Below is a set of records. Repeat all of them exactly.
━━━ Data excerpts ━━━
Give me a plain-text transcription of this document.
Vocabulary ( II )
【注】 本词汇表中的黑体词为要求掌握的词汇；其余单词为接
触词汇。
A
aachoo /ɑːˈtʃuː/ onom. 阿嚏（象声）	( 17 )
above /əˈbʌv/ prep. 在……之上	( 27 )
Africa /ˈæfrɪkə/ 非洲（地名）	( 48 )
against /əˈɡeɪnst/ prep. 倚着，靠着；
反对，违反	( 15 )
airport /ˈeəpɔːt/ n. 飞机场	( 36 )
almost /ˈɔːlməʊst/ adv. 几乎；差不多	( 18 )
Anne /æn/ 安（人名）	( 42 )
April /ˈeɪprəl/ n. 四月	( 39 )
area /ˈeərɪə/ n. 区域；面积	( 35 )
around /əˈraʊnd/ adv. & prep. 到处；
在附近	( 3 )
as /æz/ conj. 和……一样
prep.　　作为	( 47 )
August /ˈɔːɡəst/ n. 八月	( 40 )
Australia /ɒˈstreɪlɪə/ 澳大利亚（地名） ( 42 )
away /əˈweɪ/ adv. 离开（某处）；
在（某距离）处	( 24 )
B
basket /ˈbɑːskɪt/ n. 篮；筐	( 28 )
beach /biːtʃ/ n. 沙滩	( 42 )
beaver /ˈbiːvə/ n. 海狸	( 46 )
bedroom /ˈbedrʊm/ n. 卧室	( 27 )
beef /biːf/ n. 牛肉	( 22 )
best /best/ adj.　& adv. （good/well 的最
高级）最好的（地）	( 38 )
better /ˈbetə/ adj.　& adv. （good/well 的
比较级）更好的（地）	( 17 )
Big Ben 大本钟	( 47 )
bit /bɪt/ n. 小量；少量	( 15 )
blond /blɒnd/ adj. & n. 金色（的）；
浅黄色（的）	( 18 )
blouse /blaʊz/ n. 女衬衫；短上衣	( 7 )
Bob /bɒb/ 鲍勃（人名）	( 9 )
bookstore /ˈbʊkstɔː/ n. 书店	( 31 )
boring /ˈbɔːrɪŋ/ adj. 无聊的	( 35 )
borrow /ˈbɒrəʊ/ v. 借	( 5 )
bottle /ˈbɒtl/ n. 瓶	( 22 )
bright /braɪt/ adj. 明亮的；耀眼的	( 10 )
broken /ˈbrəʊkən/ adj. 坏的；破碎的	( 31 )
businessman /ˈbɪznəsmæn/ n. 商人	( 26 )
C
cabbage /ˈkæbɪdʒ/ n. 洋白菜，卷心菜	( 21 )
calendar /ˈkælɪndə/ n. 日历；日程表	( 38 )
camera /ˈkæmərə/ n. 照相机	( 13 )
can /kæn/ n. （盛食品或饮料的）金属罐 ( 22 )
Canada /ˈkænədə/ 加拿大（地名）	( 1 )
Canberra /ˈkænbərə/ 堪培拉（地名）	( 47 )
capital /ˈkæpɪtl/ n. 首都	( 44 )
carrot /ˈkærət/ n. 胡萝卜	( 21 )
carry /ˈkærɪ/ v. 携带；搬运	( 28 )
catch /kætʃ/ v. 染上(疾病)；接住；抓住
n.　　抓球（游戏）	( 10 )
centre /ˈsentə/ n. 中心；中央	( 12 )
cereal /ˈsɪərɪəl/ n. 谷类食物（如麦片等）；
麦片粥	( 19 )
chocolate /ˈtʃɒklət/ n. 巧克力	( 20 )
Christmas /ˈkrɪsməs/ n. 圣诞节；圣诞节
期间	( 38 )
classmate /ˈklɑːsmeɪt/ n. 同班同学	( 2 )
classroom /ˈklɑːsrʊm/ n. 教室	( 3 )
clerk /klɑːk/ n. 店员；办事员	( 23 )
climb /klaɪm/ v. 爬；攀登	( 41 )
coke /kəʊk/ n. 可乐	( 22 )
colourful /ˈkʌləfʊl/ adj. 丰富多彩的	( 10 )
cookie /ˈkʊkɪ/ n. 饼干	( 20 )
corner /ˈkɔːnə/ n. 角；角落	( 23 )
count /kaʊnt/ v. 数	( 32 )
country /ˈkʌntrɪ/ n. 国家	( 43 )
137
━━━
* **Result**
Give me a plain-text transcription of this document.
Vocabulary ( II )
【注】 本词汇表中的黑体词为要求掌握的词汇；其余单词为接
触词汇。
A
aachoo /ɑːˈtʃuː/ onom. 阿嚏（象声）	( 17 )
above /əˈbʌv/ prep. 在……之上	( 27 )
Africa /ˈæfrɪkə/ 非洲（地名）	( 48 )
against /əˈɡeɪnst/ prep. 倚着，靠着；
反对，违反	( 15 )
airport /ˈeəpɔːt/ n. 飞机场	( 36 )
almost /ˈɔːlməʊst/ adv. 几乎；差不多	( 18 )
Anne /æn/ 安（人名）	( 42 )
April /ˈeɪprəl/ n. 四月	( 39 )
area /ˈeərɪə/ n. 区域；面积	( 35 )
around /əˈraʊnd/ adv. & prep. 到处；
在附近	( 3 )
as /æz/ conj. 和……一样
prep.　　作为	( 47 )
August /ˈɔːɡəst/ n. 八月	( 40 )
Australia /ɒˈstreɪlɪə/ 澳大利亚（地名） ( 42 )
away /əˈweɪ/ adv. 离开（某处）；
在（某距离）处	( 24 )
B
basket /ˈbɑːskɪt/ n. 篮；筐	( 28 )
beach /biːtʃ/ n. 沙滩	( 42 )
beaver /ˈbiːvə/ n. 海狸	( 46 )
bedroom /ˈbedrʊm/ n. 卧室	( 27 )
beef /biːf/ n. 牛肉	( 22 )
best /best/ adj.　& adv. （good/well 的最
高级）最好的（地）	( 38 )
better /ˈbetə/ adj.　& adv. （good/well 的
比较级）更好的（地）	( 17 )
Big Ben 大本钟	( 47 )
bit /bɪt/ n. 小量；少量	( 15 )
blond /blɒnd/ adj. & n. 金色（的）；
浅黄色（的）	( 18 )
blouse /blaʊz/ n. 女衬衫；短上衣	( 7 )
Bob /bɒb/ 鲍勃（人名）	( 9 )
bookstore /ˈbʊkstɔː/ n. 书店	( 31 )
boring /ˈbɔːrɪŋ/ adj. 无聊的	( 35 )
borrow /ˈbɒrəʊ/ v. 借	( 5 )
bottle /ˈbɒtl/ n. 瓶	( 22 )
bright /braɪt/ adj. 明亮的；耀眼的	( 10 )
broken /ˈbrəʊkən/ adj. 坏的；破碎的	( 31 )
businessman /ˈbɪznəsmæn/ n. 商人	( 26 )
C
cabbage /ˈkæbɪdʒ/ n. 洋白菜，卷心菜	( 21 )
calendar /ˈkælɪndə/ n. 日历；日程表	( 38 )
camera /ˈkæmərə/ n. 照相机	( 13 )
can /kæn/ n. （盛食品或饮料的）金属罐 ( 22 )
Canada /ˈkænədə/ 加拿大（地名）	( 1 )
Canberra /ˈkænbərə/ 堪培拉（地名）	( 47 )
capital /ˈkæpɪtl/ n. 首都	( 44 )
carrot /ˈkærət/ n. 胡萝卜	( 21 )
carry /ˈkærɪ/ v. 携带；搬运	( 28 )
catch /kætʃ/ v. 染上(疾病)；接住；抓住
n.　　抓球（游戏）	( 10 )
centre /ˈsentə/ n. 中心；中央	( 12 )
cereal /ˈsɪərɪəl/ n. 谷类食物（如麦片等）；
麦片粥	( 19 )
chocolate /ˈtʃɒklət/ n. 巧克力	( 20 )
Christmas /ˈkrɪsməs/ n. 圣诞节；圣诞节
期间	( 38 )
classmate /ˈklɑːsmeɪt/ n. 同班同学	( 2 )
classroom /ˈklɑːsrʊm/ n. 教室	( 3 )
clerk /klɑːk/ n. 店员；办事员	( 23 )
climb /klaɪm/ v. 爬；攀登	( 41 )
coke /kəʊk/ n. 可乐	( 22 )
colourful /ˈkʌləfʊl/ adj. 丰富多彩的	( 10 )
cookie /ˈkʊkɪ/ n. 饼干	( 20 )
corner /ˈkɔːnə/ n. 角；角落	( 23 )
count /kaʊnt/ v. 数	( 32 )
country /ˈkʌntrɪ/ n. 国家	( 43 )
137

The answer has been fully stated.